▶ **What you should do**
Write out all entries word for word.

BEGIN Dataset records

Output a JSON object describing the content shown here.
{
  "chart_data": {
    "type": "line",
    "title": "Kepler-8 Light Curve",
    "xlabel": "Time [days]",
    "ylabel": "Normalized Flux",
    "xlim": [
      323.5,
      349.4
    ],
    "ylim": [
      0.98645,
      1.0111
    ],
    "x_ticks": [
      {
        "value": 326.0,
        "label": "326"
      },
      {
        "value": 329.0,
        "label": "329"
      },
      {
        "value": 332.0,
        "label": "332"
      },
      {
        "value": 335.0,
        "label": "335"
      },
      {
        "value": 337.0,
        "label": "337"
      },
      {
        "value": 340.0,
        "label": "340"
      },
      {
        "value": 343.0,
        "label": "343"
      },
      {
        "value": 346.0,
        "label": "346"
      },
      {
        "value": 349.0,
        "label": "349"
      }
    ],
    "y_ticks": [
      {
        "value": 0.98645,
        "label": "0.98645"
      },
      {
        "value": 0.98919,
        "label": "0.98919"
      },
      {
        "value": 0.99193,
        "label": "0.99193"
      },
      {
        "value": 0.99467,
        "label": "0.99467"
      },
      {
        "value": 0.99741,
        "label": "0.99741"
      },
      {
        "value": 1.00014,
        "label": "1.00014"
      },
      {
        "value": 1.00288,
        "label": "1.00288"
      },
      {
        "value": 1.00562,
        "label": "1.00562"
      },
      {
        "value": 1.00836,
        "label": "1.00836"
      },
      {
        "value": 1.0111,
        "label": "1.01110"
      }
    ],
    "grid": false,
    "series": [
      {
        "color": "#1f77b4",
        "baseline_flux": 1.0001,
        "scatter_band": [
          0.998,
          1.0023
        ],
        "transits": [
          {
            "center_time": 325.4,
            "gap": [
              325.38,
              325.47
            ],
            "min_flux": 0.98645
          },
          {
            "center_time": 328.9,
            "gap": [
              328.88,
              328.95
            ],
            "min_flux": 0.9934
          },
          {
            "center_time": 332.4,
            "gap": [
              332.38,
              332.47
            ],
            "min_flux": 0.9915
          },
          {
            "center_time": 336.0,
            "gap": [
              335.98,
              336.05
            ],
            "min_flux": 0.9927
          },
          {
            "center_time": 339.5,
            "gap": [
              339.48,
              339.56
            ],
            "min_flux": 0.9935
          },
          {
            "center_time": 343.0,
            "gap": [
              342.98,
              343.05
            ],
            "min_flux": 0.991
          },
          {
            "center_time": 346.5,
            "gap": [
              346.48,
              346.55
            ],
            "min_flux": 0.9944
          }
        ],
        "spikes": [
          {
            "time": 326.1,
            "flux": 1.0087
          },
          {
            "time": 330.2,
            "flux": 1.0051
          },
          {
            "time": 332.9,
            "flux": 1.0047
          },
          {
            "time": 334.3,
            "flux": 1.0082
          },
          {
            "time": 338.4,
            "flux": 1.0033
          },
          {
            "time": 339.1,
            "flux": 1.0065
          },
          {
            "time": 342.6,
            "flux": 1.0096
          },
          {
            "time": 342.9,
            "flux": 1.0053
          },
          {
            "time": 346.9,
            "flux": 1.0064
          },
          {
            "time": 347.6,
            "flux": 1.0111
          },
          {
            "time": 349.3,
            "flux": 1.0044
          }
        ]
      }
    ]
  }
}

END Dataset records

▶ **Complete answer**
Output a JSON object describing the content shown here.
{
  "chart_data": {
    "type": "line",
    "title": "Kepler-8 Light Curve",
    "xlabel": "Time [days]",
    "ylabel": "Normalized Flux",
    "xlim": [
      323.5,
      349.4
    ],
    "ylim": [
      0.98645,
      1.0111
    ],
    "x_ticks": [
      {
        "value": 326.0,
        "label": "326"
      },
      {
        "value": 329.0,
        "label": "329"
      },
      {
        "value": 332.0,
        "label": "332"
      },
      {
        "value": 335.0,
        "label": "335"
      },
      {
        "value": 337.0,
        "label": "337"
      },
      {
        "value": 340.0,
        "label": "340"
      },
      {
        "value": 343.0,
        "label": "343"
      },
      {
        "value": 346.0,
        "label": "346"
      },
      {
        "value": 349.0,
        "label": "349"
      }
    ],
    "y_ticks": [
      {
        "value": 0.98645,
        "label": "0.98645"
      },
      {
        "value": 0.98919,
        "label": "0.98919"
      },
      {
        "value": 0.99193,
        "label": "0.99193"
      },
      {
        "value": 0.99467,
        "label": "0.99467"
      },
      {
        "value": 0.99741,
        "label": "0.99741"
      },
      {
        "value": 1.00014,
        "label": "1.00014"
      },
      {
        "value": 1.00288,
        "label": "1.00288"
      },
      {
        "value": 1.00562,
        "label": "1.00562"
      },
      {
        "value": 1.00836,
        "label": "1.00836"
      },
      {
        "value": 1.0111,
        "label": "1.01110"
      }
    ],
    "grid": false,
    "series": [
      {
        "color": "#1f77b4",
        "baseline_flux": 1.0001,
        "scatter_band": [
          0.998,
          1.0023
        ],
        "transits": [
          {
            "center_time": 325.4,
            "gap": [
              325.38,
              325.47
            ],
            "min_flux": 0.98645
          },
          {
            "center_time": 328.9,
            "gap": [
              328.88,
              328.95
            ],
            "min_flux": 0.9934
          },
          {
            "center_time": 332.4,
            "gap": [
              332.38,
              332.47
            ],
            "min_flux": 0.9915
          },
          {
            "center_time": 336.0,
            "gap": [
              335.98,
              336.05
            ],
            "min_flux": 0.9927
          },
          {
            "center_time": 339.5,
            "gap": [
              339.48,
              339.56
            ],
            "min_flux": 0.9935
          },
          {
            "center_time": 343.0,
            "gap": [
              342.98,
              343.05
            ],
            "min_flux": 0.991
          },
          {
            "center_time": 346.5,
            "gap": [
              346.48,
              346.55
            ],
            "min_flux": 0.9944
          }
        ],
        "spikes": [
          {
            "time": 326.1,
            "flux": 1.0087
          },
          {
            "time": 330.2,
            "flux": 1.0051
          },
          {
            "time": 332.9,
            "flux": 1.0047
          },
          {
            "time": 334.3,
            "flux": 1.0082
          },
          {
            "time": 338.4,
            "flux": 1.0033
          },
          {
            "time": 339.1,
            "flux": 1.0065
          },
          {
            "time": 342.6,
            "flux": 1.0096
          },
          {
            "time": 342.9,
            "flux": 1.0053
          },
          {
            "time": 346.9,
            "flux": 1.0064
          },
          {
            "time": 347.6,
            "flux": 1.0111
          },
          {
            "time": 349.3,
            "flux": 1.0044
          }
        ]
      }
    ]
  }
}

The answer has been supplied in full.